◆ **Exercise description**:
Lay out the listing below as a Markdown table with two columns, Row and Entry, giving each line its number and text and omitting any blank lines. Leave the pictures out.

◆ **Stored rows**:
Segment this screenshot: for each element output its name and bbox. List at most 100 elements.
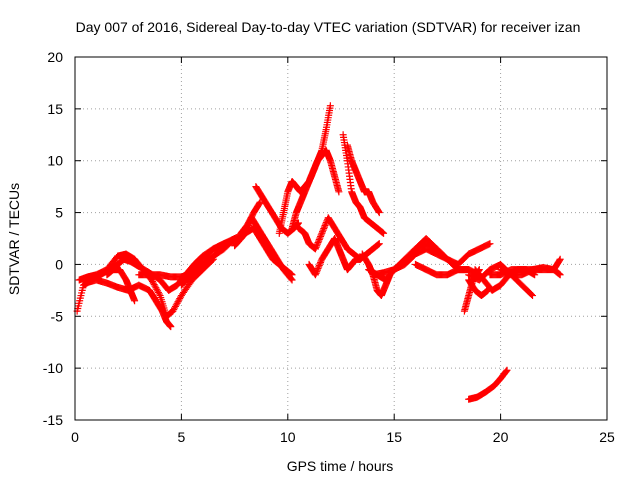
series-arc-3 (82, 276, 175, 331)
data-point (529, 292, 537, 300)
x-tick-label: 15 (386, 429, 402, 445)
y-tick-label: -15 (43, 412, 63, 428)
data-marks (73, 102, 564, 403)
data-point (131, 297, 139, 305)
data-point (313, 266, 321, 274)
x-tick-label: 10 (280, 429, 296, 445)
data-point (315, 236, 323, 244)
data-point (174, 298, 182, 306)
plot-frame (74, 56, 608, 421)
data-point (527, 291, 535, 299)
data-point (171, 304, 179, 312)
series-arc-24 (465, 276, 492, 300)
data-point (380, 229, 388, 237)
x-tick-label: 25 (599, 429, 615, 445)
data-point (313, 268, 321, 276)
x-tick-label: 5 (178, 429, 186, 445)
y-tick-label: 0 (55, 256, 63, 272)
data-point (320, 223, 328, 231)
data-point (171, 302, 179, 310)
data-point (152, 284, 160, 292)
data-point (315, 263, 323, 271)
y-tick-label: 5 (55, 205, 63, 221)
series-arc-26 (497, 255, 564, 279)
series-arc-11 (288, 146, 343, 232)
data-point (288, 276, 296, 284)
series-arc-20 (411, 260, 473, 279)
x-tick-label: 20 (493, 429, 509, 445)
data-point (150, 281, 158, 289)
data-point (556, 271, 564, 279)
x-axis-ticks: 0 5 10 15 20 25 (71, 57, 615, 445)
data-point (155, 290, 163, 298)
data-point (556, 255, 564, 263)
data-point (154, 288, 162, 296)
data-point (175, 296, 183, 304)
y-tick-label: -5 (51, 308, 64, 324)
series-arc-14 (339, 131, 388, 237)
data-point (502, 368, 510, 376)
data-point (170, 306, 178, 314)
data-point (375, 209, 383, 217)
data-point (316, 234, 324, 242)
x-tick-label: 0 (71, 429, 79, 445)
data-point (148, 278, 156, 286)
data-point (173, 299, 181, 307)
data-point (335, 188, 343, 196)
data-point (375, 240, 383, 248)
data-point (172, 301, 180, 309)
data-point (318, 228, 326, 236)
data-point (316, 260, 324, 268)
data-point (313, 242, 321, 250)
data-point (176, 295, 184, 303)
y-tick-label: 20 (47, 49, 63, 65)
data-point (149, 279, 157, 287)
data-point (153, 285, 161, 293)
data-point (311, 245, 319, 253)
y-axis-label: SDTVAR / TECUs (6, 183, 22, 295)
data-point (317, 232, 325, 240)
series-arc-13 (305, 235, 364, 279)
series-arc-15 (343, 141, 383, 217)
series-arc-4 (103, 266, 139, 305)
y-tick-label: 10 (47, 153, 63, 169)
series-arc-2 (75, 250, 217, 320)
data-point (320, 225, 328, 233)
data-point (318, 229, 326, 237)
data-point (317, 258, 325, 266)
data-point (319, 226, 327, 234)
data-point (255, 199, 263, 207)
x-axis-label: GPS time / hours (287, 458, 394, 474)
data-point (169, 307, 177, 315)
data-point (287, 275, 295, 283)
data-point (151, 282, 159, 290)
series-arc-10 (275, 102, 334, 237)
data-point (313, 240, 321, 248)
data-point (502, 367, 510, 375)
data-point (321, 222, 329, 230)
y-axis-ticks: -15 -10 -5 0 5 10 15 20 (43, 49, 607, 428)
y-tick-label: 15 (47, 101, 63, 117)
data-point (317, 231, 325, 239)
y-tick-label: -10 (43, 360, 63, 376)
data-point (315, 237, 323, 245)
series-arc-27 (465, 366, 511, 403)
data-point (314, 265, 322, 273)
data-point (167, 323, 175, 331)
data-point (154, 287, 162, 295)
data-point (503, 366, 511, 374)
data-point (311, 271, 319, 279)
data-point (315, 261, 323, 269)
series-arc-8 (237, 198, 264, 237)
data-point (326, 102, 334, 110)
data-point (556, 256, 564, 264)
data-point (312, 269, 320, 277)
series-arc-19 (390, 240, 483, 279)
data-point (484, 286, 492, 294)
chart-title: Day 007 of 2016, Sidereal Day-to-day VTE… (76, 19, 581, 35)
data-point (375, 208, 383, 216)
data-point (314, 239, 322, 247)
data-point (322, 220, 330, 228)
data-point (486, 240, 494, 248)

◆ **Written reply**:
| Row | Entry |
|---|---|
| 1 | Segment this screenshot: for each element output its name and bbox. List at most 100 elements. |
| 2 | series-arc-3 (82, 276, 175, 331) |
| 3 | data-point (529, 292, 537, 300) |
| 4 | x-tick-label: 15 (386, 429, 402, 445) |
| 5 | y-tick-label: -15 (43, 412, 63, 428) |
| 6 | data-marks (73, 102, 564, 403) |
| 7 | data-point (131, 297, 139, 305) |
| 8 | data-point (313, 266, 321, 274) |
| 9 | x-tick-label: 10 (280, 429, 296, 445) |
| 10 | data-point (315, 236, 323, 244) |
| 11 | data-point (174, 298, 182, 306) |
| 12 | plot-frame (74, 56, 608, 421) |
| 13 | data-point (527, 291, 535, 299) |
| 14 | data-point (171, 304, 179, 312) |
| 15 | series-arc-24 (465, 276, 492, 300) |
| 16 | data-point (380, 229, 388, 237) |
| 17 | x-tick-label: 25 (599, 429, 615, 445) |
| 18 | data-point (313, 268, 321, 276) |
| 19 | x-tick-label: 5 (178, 429, 186, 445) |
| 20 | y-tick-label: 0 (55, 256, 63, 272) |
| 21 | data-point (320, 223, 328, 231) |
| 22 | data-point (171, 302, 179, 310) |
| 23 | data-point (152, 284, 160, 292) |
| 24 | data-point (315, 263, 323, 271) |
| 25 | y-tick-label: 5 (55, 205, 63, 221) |
| 26 | series-arc-26 (497, 255, 564, 279) |
| 27 | series-arc-11 (288, 146, 343, 232) |
| 28 | data-point (288, 276, 296, 284) |
| 29 | series-arc-20 (411, 260, 473, 279) |
| 30 | x-tick-label: 20 (493, 429, 509, 445) |
| 31 | data-point (150, 281, 158, 289) |
| 32 | data-point (556, 271, 564, 279) |
| 33 | x-axis-ticks: 0 5 10 15 20 25 (71, 57, 615, 445) |
| 34 | data-point (155, 290, 163, 298) |
| 35 | data-point (556, 255, 564, 263) |
| 36 | data-point (154, 288, 162, 296) |
| 37 | data-point (175, 296, 183, 304) |
| 38 | y-tick-label: -5 (51, 308, 64, 324) |
| 39 | series-arc-14 (339, 131, 388, 237) |
| 40 | data-point (502, 368, 510, 376) |
| 41 | data-point (170, 306, 178, 314) |
| 42 | data-point (375, 209, 383, 217) |
| 43 | data-point (316, 234, 324, 242) |
| 44 | x-tick-label: 0 (71, 429, 79, 445) |
| 45 | data-point (148, 278, 156, 286) |
| 46 | data-point (173, 299, 181, 307) |
| 47 | data-point (335, 188, 343, 196) |
| 48 | data-point (375, 240, 383, 248) |
| 49 | data-point (172, 301, 180, 309) |
| 50 | data-point (318, 228, 326, 236) |
| 51 | data-point (316, 260, 324, 268) |
| 52 | data-point (313, 242, 321, 250) |
| 53 | data-point (176, 295, 184, 303) |
| 54 | y-tick-label: 20 (47, 49, 63, 65) |
| 55 | data-point (149, 279, 157, 287) |
| 56 | data-point (153, 285, 161, 293) |
| 57 | data-point (311, 245, 319, 253) |
| 58 | y-axis-label: SDTVAR / TECUs (6, 183, 22, 295) |
| 59 | data-point (317, 232, 325, 240) |
| 60 | series-arc-13 (305, 235, 364, 279) |
| 61 | series-arc-15 (343, 141, 383, 217) |
| 62 | series-arc-4 (103, 266, 139, 305) |
| 63 | y-tick-label: 10 (47, 153, 63, 169) |
| 64 | series-arc-2 (75, 250, 217, 320) |
| 65 | data-point (320, 225, 328, 233) |
| 66 | data-point (318, 229, 326, 237) |
| 67 | data-point (317, 258, 325, 266) |
| 68 | data-point (319, 226, 327, 234) |
| 69 | data-point (255, 199, 263, 207) |
| 70 | x-axis-label: GPS time / hours (287, 458, 394, 474) |
| 71 | data-point (169, 307, 177, 315) |
| 72 | data-point (287, 275, 295, 283) |
| 73 | data-point (151, 282, 159, 290) |
| 74 | series-arc-10 (275, 102, 334, 237) |
| 75 | data-point (313, 240, 321, 248) |
| 76 | data-point (502, 367, 510, 375) |
| 77 | data-point (321, 222, 329, 230) |
| 78 | y-axis-ticks: -15 -10 -5 0 5 10 15 20 (43, 49, 607, 428) |
| 79 | y-tick-label: 15 (47, 101, 63, 117) |
| 80 | data-point (317, 231, 325, 239) |
| 81 | y-tick-label: -10 (43, 360, 63, 376) |
| 82 | data-point (315, 237, 323, 245) |
| 83 | series-arc-27 (465, 366, 511, 403) |
| 84 | data-point (314, 265, 322, 273) |
| 85 | data-point (167, 323, 175, 331) |
| 86 | data-point (154, 287, 162, 295) |
| 87 | data-point (503, 366, 511, 374) |
| 88 | data-point (311, 271, 319, 279) |
| 89 | data-point (315, 261, 323, 269) |
| 90 | series-arc-8 (237, 198, 264, 237) |
| 91 | data-point (326, 102, 334, 110) |
| 92 | data-point (556, 256, 564, 264) |
| 93 | data-point (312, 269, 320, 277) |
| 94 | series-arc-19 (390, 240, 483, 279) |
| 95 | data-point (484, 286, 492, 294) |
| 96 | chart-title: Day 007 of 2016, Sidereal Day-to-day VTE… (76, 19, 581, 35) |
| 97 | data-point (375, 208, 383, 216) |
| 98 | data-point (314, 239, 322, 247) |
| 99 | data-point (322, 220, 330, 228) |
| 100 | data-point (486, 240, 494, 248) |